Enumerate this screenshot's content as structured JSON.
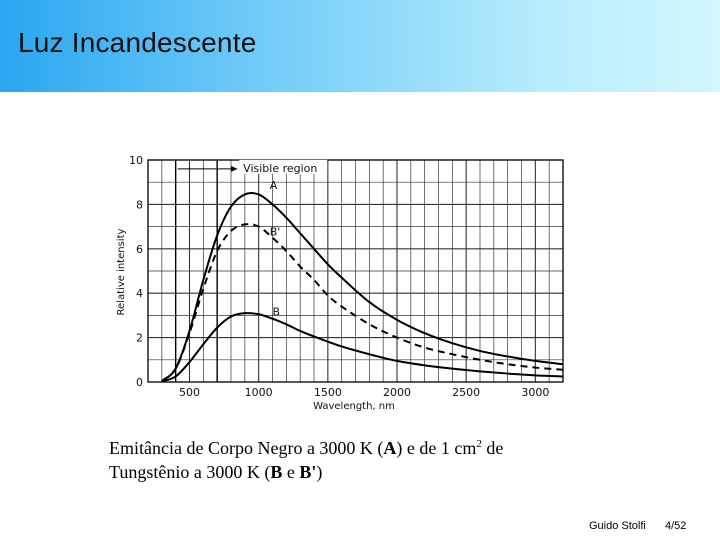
{
  "header": {
    "title": "Luz Incandescente",
    "gradient_colors": [
      "#2aa6f0",
      "#6fcaf8",
      "#b6ecfc",
      "#d2f7fd"
    ]
  },
  "chart_data": {
    "type": "line",
    "xlabel": "Wavelength, nm",
    "ylabel": "Relative intensity",
    "xlim": [
      200,
      3200
    ],
    "ylim": [
      0,
      10
    ],
    "x_ticks": [
      500,
      1000,
      1500,
      2000,
      2500,
      3000
    ],
    "x_tick_labels": [
      "500",
      "1000",
      "1500",
      "2000",
      "2500",
      "3000"
    ],
    "y_ticks": [
      0,
      2,
      4,
      6,
      8,
      10
    ],
    "y_tick_labels": [
      "0",
      "2",
      "4",
      "6",
      "8",
      "10"
    ],
    "grid": true,
    "annotation": {
      "label": "Visible region",
      "x_range": [
        400,
        700
      ],
      "y": 9.6
    },
    "series": [
      {
        "name": "A",
        "style": "solid",
        "label_at": [
          1080,
          8.7
        ],
        "x": [
          300,
          400,
          500,
          600,
          700,
          800,
          900,
          1000,
          1100,
          1200,
          1300,
          1400,
          1500,
          1600,
          1800,
          2000,
          2200,
          2400,
          2600,
          2800,
          3000,
          3200
        ],
        "y": [
          0.05,
          0.6,
          2.3,
          4.6,
          6.6,
          7.9,
          8.45,
          8.45,
          8.0,
          7.4,
          6.7,
          6.0,
          5.3,
          4.7,
          3.6,
          2.8,
          2.2,
          1.75,
          1.4,
          1.15,
          0.95,
          0.8
        ]
      },
      {
        "name": "B'",
        "style": "dashed",
        "label_at": [
          1080,
          6.6
        ],
        "x": [
          300,
          400,
          500,
          600,
          700,
          800,
          900,
          1000,
          1100,
          1200,
          1300,
          1400,
          1500,
          1600,
          1800,
          2000,
          2200,
          2400,
          2600,
          2800,
          3000,
          3200
        ],
        "y": [
          0.05,
          0.6,
          2.2,
          4.2,
          5.9,
          6.8,
          7.1,
          7.0,
          6.5,
          5.9,
          5.2,
          4.6,
          3.9,
          3.4,
          2.6,
          2.0,
          1.55,
          1.25,
          1.0,
          0.8,
          0.65,
          0.55
        ]
      },
      {
        "name": "B",
        "style": "solid",
        "label_at": [
          1100,
          3.0
        ],
        "x": [
          300,
          400,
          500,
          600,
          700,
          800,
          900,
          1000,
          1100,
          1200,
          1300,
          1400,
          1600,
          1800,
          2000,
          2200,
          2400,
          2600,
          2800,
          3000,
          3200
        ],
        "y": [
          0.02,
          0.25,
          0.9,
          1.7,
          2.45,
          2.95,
          3.1,
          3.05,
          2.85,
          2.6,
          2.3,
          2.05,
          1.6,
          1.25,
          0.95,
          0.75,
          0.6,
          0.48,
          0.38,
          0.3,
          0.25
        ]
      }
    ]
  },
  "caption": {
    "line1_pre": "Emitância de Corpo Negro a 3000 K (",
    "line1_a": "A",
    "line1_mid": ") e de 1 cm",
    "line1_sup": "2",
    "line1_post": " de",
    "line2_pre": "Tungstênio a 3000 K (",
    "line2_b": "B",
    "line2_e": " e ",
    "line2_bprime": "B'",
    "line2_post": ")"
  },
  "footer": {
    "author": "Guido Stolfi",
    "page": "4/52"
  }
}
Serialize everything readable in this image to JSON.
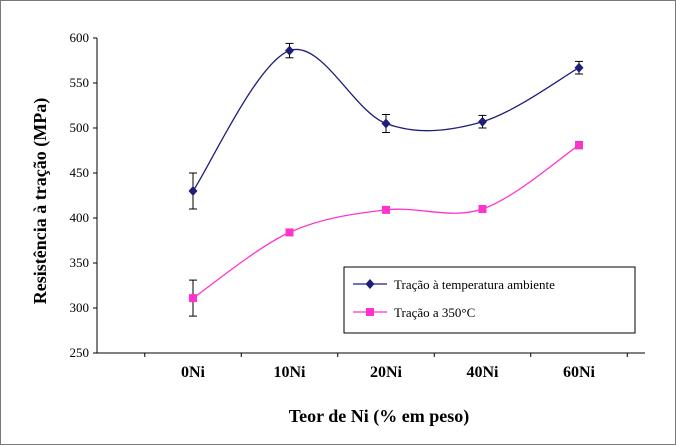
________________________
- _Task_: Each line above is to be copied verbatim. Drop any image from the copy.

- _Exercise solution_:
Enumerate this screenshot's content as structured JSON.
{
  "header": {
    "title": "Luz Incandescente",
    "gradient_colors": [
      "#2aa6f0",
      "#6fcaf8",
      "#b6ecfc",
      "#d2f7fd"
    ]
  },
  "chart_data": {
    "type": "line",
    "xlabel": "Wavelength, nm",
    "ylabel": "Relative intensity",
    "xlim": [
      200,
      3200
    ],
    "ylim": [
      0,
      10
    ],
    "x_ticks": [
      500,
      1000,
      1500,
      2000,
      2500,
      3000
    ],
    "x_tick_labels": [
      "500",
      "1000",
      "1500",
      "2000",
      "2500",
      "3000"
    ],
    "y_ticks": [
      0,
      2,
      4,
      6,
      8,
      10
    ],
    "y_tick_labels": [
      "0",
      "2",
      "4",
      "6",
      "8",
      "10"
    ],
    "grid": true,
    "annotation": {
      "label": "Visible region",
      "x_range": [
        400,
        700
      ],
      "y": 9.6
    },
    "series": [
      {
        "name": "A",
        "style": "solid",
        "label_at": [
          1080,
          8.7
        ],
        "x": [
          300,
          400,
          500,
          600,
          700,
          800,
          900,
          1000,
          1100,
          1200,
          1300,
          1400,
          1500,
          1600,
          1800,
          2000,
          2200,
          2400,
          2600,
          2800,
          3000,
          3200
        ],
        "y": [
          0.05,
          0.6,
          2.3,
          4.6,
          6.6,
          7.9,
          8.45,
          8.45,
          8.0,
          7.4,
          6.7,
          6.0,
          5.3,
          4.7,
          3.6,
          2.8,
          2.2,
          1.75,
          1.4,
          1.15,
          0.95,
          0.8
        ]
      },
      {
        "name": "B'",
        "style": "dashed",
        "label_at": [
          1080,
          6.6
        ],
        "x": [
          300,
          400,
          500,
          600,
          700,
          800,
          900,
          1000,
          1100,
          1200,
          1300,
          1400,
          1500,
          1600,
          1800,
          2000,
          2200,
          2400,
          2600,
          2800,
          3000,
          3200
        ],
        "y": [
          0.05,
          0.6,
          2.2,
          4.2,
          5.9,
          6.8,
          7.1,
          7.0,
          6.5,
          5.9,
          5.2,
          4.6,
          3.9,
          3.4,
          2.6,
          2.0,
          1.55,
          1.25,
          1.0,
          0.8,
          0.65,
          0.55
        ]
      },
      {
        "name": "B",
        "style": "solid",
        "label_at": [
          1100,
          3.0
        ],
        "x": [
          300,
          400,
          500,
          600,
          700,
          800,
          900,
          1000,
          1100,
          1200,
          1300,
          1400,
          1600,
          1800,
          2000,
          2200,
          2400,
          2600,
          2800,
          3000,
          3200
        ],
        "y": [
          0.02,
          0.25,
          0.9,
          1.7,
          2.45,
          2.95,
          3.1,
          3.05,
          2.85,
          2.6,
          2.3,
          2.05,
          1.6,
          1.25,
          0.95,
          0.75,
          0.6,
          0.48,
          0.38,
          0.3,
          0.25
        ]
      }
    ]
  },
  "caption": {
    "line1_pre": "Emitância de Corpo Negro a 3000 K (",
    "line1_a": "A",
    "line1_mid": ") e de 1 cm",
    "line1_sup": "2",
    "line1_post": " de",
    "line2_pre": "Tungstênio a 3000 K (",
    "line2_b": "B",
    "line2_e": " e ",
    "line2_bprime": "B'",
    "line2_post": ")"
  },
  "footer": {
    "author": "Guido Stolfi",
    "page": "4/52"
  }
}
Serialize everything readable in this image to JSON.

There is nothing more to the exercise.